Work to be completed
Scan the records below. List lines holding "July".

Data supplied
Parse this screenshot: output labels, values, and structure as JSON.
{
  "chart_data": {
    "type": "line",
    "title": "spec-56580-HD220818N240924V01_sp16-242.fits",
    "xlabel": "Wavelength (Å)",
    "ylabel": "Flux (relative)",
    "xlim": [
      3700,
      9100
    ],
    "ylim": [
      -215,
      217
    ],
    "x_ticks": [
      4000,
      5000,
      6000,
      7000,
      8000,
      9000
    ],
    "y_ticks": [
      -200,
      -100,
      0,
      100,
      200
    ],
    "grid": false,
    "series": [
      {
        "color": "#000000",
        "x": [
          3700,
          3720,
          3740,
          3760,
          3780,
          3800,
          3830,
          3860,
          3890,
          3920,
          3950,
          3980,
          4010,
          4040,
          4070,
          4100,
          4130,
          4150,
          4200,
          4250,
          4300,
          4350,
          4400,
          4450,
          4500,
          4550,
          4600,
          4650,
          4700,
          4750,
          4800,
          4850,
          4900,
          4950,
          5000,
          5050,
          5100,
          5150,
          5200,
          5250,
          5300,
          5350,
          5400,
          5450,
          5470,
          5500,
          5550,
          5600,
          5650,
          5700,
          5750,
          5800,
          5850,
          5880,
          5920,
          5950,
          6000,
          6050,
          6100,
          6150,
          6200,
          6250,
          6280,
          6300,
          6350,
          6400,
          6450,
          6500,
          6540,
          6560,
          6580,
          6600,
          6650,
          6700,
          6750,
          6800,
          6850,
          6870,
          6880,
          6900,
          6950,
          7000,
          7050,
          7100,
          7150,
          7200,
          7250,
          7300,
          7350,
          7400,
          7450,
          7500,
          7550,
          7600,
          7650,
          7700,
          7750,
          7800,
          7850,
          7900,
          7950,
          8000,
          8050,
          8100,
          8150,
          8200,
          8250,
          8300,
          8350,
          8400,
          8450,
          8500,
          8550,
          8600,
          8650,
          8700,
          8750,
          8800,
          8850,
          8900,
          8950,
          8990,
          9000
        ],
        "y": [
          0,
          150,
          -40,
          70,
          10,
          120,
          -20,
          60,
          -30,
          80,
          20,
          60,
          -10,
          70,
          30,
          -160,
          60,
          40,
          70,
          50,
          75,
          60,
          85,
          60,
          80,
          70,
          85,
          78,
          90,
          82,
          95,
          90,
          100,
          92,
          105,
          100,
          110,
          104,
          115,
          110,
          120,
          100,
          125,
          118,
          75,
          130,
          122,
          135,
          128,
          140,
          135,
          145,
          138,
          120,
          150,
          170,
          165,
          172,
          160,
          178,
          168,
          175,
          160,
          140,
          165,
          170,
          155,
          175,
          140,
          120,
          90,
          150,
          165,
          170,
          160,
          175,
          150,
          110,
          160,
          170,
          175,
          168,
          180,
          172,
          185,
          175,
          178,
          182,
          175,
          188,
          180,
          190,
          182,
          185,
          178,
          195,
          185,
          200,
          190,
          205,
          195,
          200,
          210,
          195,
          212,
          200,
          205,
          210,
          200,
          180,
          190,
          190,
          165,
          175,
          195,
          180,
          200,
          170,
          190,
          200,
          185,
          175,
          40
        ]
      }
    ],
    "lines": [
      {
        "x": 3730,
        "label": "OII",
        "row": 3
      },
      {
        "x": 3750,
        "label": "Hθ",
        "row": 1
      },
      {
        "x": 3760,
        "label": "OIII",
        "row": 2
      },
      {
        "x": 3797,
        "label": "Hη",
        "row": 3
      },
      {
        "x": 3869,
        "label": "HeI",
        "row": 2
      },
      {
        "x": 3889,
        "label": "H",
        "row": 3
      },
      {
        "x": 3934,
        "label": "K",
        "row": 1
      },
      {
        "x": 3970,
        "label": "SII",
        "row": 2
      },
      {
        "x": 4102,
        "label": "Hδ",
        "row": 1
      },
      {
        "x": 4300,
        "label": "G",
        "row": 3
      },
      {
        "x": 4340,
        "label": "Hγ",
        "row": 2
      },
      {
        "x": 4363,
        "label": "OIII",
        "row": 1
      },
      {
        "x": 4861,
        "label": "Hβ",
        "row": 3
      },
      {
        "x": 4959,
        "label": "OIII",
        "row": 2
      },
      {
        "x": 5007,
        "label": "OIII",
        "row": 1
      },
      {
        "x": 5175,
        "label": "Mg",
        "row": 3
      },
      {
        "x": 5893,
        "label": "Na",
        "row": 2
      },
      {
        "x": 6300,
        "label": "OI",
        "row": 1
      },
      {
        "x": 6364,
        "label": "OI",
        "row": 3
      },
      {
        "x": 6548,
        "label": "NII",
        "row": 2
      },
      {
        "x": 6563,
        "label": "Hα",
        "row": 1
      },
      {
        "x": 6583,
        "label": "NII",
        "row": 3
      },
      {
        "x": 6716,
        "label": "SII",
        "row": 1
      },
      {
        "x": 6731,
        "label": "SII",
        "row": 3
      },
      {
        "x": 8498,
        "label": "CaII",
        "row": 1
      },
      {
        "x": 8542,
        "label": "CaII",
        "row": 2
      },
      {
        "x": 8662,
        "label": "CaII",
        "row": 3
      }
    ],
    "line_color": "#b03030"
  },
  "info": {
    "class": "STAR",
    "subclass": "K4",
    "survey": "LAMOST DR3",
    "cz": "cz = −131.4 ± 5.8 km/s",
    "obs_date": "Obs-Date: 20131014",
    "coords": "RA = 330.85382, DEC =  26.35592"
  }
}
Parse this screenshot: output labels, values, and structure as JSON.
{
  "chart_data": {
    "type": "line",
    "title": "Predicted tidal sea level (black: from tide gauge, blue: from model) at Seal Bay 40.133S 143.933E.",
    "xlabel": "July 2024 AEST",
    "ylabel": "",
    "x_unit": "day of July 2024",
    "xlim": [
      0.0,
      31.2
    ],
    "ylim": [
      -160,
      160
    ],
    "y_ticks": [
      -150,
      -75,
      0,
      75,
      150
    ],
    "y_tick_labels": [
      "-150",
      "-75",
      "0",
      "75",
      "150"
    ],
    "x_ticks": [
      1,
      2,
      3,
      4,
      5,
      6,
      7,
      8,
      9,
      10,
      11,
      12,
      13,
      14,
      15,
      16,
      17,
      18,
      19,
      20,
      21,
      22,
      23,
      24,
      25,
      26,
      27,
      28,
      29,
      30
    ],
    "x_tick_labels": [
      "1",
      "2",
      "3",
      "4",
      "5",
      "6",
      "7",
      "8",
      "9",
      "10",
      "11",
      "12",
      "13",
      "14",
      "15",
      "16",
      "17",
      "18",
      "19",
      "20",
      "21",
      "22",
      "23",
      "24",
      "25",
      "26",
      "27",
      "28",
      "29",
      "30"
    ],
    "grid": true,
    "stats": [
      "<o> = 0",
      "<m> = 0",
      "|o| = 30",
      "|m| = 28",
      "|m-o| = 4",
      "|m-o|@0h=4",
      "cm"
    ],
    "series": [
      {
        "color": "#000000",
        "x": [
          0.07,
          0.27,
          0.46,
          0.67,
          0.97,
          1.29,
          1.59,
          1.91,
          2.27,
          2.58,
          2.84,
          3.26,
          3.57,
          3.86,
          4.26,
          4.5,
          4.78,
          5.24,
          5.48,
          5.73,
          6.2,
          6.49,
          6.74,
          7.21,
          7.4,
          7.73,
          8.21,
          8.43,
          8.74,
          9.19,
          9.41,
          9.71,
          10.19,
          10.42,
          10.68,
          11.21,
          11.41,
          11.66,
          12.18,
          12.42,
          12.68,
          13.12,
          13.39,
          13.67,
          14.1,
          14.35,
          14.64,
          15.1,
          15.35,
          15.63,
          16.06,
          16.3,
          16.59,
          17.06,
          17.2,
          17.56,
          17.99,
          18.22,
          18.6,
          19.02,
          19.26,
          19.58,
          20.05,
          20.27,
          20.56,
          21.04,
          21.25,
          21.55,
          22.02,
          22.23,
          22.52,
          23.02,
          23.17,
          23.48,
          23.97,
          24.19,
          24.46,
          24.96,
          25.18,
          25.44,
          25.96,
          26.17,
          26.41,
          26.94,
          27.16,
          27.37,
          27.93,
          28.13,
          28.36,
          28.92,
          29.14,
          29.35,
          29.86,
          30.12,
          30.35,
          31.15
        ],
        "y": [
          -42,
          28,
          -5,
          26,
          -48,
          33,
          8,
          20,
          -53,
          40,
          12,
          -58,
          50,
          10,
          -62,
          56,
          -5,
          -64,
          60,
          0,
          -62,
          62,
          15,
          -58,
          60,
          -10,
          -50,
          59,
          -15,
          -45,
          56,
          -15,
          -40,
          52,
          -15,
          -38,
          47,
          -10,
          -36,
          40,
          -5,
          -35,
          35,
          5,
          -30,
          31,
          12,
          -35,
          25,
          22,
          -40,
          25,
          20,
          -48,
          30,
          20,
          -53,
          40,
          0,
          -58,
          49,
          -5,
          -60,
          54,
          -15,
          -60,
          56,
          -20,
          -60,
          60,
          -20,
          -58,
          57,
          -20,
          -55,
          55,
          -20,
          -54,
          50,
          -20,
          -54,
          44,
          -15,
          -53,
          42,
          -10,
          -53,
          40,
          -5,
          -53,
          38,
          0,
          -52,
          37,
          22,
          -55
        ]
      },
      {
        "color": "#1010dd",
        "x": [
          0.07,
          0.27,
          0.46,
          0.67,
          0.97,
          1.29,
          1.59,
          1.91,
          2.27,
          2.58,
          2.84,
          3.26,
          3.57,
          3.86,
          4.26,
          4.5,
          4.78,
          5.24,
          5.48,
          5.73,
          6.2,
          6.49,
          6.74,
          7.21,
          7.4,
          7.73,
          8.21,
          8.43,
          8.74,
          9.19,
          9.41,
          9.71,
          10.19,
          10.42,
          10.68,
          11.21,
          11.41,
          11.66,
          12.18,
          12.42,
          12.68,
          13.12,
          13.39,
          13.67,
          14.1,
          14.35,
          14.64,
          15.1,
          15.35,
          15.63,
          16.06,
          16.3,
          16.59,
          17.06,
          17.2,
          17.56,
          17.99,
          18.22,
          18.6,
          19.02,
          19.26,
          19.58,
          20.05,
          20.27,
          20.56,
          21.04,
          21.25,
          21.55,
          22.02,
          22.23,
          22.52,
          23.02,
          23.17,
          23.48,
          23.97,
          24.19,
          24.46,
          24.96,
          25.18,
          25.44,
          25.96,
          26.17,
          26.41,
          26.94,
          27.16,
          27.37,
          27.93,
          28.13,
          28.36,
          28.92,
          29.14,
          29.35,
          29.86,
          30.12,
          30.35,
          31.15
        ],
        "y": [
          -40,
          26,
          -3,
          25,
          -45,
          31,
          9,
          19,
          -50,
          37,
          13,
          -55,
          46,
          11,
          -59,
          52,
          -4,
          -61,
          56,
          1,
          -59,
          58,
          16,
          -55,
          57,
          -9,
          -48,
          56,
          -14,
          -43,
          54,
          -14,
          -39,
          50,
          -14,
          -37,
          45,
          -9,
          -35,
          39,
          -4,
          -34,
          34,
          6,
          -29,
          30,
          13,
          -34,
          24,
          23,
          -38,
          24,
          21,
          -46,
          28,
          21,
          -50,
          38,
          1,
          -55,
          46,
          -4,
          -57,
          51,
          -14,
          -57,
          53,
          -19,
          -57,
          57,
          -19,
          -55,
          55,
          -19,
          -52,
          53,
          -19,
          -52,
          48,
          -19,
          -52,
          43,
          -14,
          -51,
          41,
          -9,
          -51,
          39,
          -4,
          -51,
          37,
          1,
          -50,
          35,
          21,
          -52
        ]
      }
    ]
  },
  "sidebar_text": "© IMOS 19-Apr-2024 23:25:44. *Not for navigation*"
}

Answer below
    "xlabel": "July 2024 AEST",
    "x_unit": "day of July 2024",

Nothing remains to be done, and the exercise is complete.